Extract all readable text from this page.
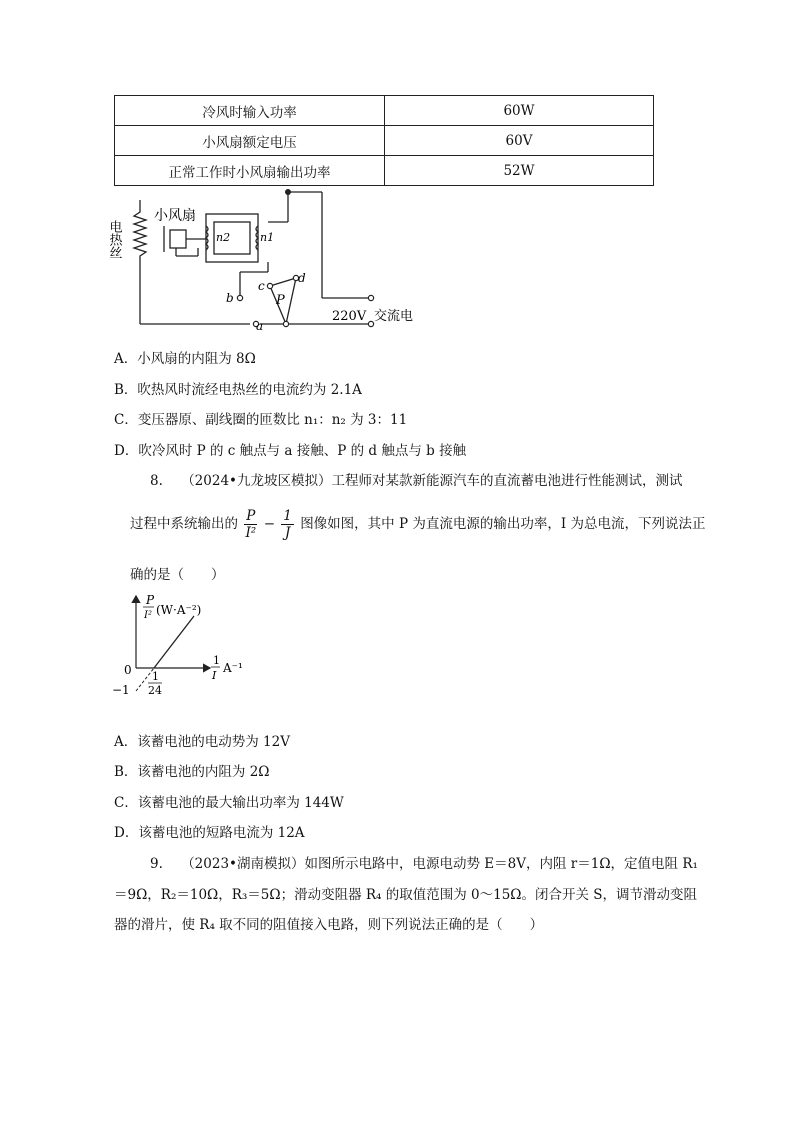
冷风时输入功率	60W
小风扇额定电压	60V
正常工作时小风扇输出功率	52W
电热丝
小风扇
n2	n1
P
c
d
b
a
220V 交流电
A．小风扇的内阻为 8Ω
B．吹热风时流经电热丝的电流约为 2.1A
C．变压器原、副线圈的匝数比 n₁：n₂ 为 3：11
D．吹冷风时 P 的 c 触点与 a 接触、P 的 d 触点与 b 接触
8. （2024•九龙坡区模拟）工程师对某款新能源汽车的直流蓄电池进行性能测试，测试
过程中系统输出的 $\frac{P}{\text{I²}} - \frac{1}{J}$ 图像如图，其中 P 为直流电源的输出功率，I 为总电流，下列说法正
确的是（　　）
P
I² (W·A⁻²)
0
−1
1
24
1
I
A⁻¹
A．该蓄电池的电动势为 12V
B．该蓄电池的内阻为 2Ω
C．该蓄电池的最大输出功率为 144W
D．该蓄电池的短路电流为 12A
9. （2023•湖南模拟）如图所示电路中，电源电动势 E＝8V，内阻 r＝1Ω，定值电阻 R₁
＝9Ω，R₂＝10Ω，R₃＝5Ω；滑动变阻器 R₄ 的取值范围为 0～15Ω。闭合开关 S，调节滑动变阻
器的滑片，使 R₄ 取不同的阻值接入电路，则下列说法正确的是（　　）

----------------

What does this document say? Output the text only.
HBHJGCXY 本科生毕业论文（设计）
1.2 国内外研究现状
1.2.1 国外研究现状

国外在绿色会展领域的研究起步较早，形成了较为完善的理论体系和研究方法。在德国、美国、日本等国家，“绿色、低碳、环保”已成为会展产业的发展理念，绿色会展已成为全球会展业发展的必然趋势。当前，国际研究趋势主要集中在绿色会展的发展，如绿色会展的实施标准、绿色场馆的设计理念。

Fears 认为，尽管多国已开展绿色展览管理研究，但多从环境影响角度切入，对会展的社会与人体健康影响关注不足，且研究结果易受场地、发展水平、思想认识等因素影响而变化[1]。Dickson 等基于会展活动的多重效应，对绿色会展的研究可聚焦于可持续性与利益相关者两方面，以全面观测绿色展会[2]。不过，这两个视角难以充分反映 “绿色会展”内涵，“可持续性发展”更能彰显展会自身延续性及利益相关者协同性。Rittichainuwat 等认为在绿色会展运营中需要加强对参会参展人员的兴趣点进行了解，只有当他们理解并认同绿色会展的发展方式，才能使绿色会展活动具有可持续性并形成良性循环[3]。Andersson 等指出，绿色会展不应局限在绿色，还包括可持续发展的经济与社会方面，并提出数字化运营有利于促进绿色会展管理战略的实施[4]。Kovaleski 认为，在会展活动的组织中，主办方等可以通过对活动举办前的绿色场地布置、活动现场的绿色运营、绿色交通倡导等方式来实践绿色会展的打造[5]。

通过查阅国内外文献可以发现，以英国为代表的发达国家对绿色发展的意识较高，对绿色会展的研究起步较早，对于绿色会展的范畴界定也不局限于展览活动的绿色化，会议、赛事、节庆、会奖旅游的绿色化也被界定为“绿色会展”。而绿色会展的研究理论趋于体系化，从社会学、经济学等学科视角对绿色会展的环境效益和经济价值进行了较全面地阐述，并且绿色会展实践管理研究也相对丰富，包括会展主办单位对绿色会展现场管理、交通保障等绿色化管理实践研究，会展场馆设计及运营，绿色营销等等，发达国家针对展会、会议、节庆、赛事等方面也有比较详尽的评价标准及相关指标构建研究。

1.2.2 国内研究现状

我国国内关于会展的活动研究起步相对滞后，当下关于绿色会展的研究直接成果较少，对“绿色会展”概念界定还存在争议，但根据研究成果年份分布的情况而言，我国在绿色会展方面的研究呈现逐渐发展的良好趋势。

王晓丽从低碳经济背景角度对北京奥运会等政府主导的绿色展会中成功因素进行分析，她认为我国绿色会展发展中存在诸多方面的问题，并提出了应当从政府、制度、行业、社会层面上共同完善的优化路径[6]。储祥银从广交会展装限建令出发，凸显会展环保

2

----------------

State how many lines hold the word "this". The number is the whole answer.

FINAL ANSWER: 2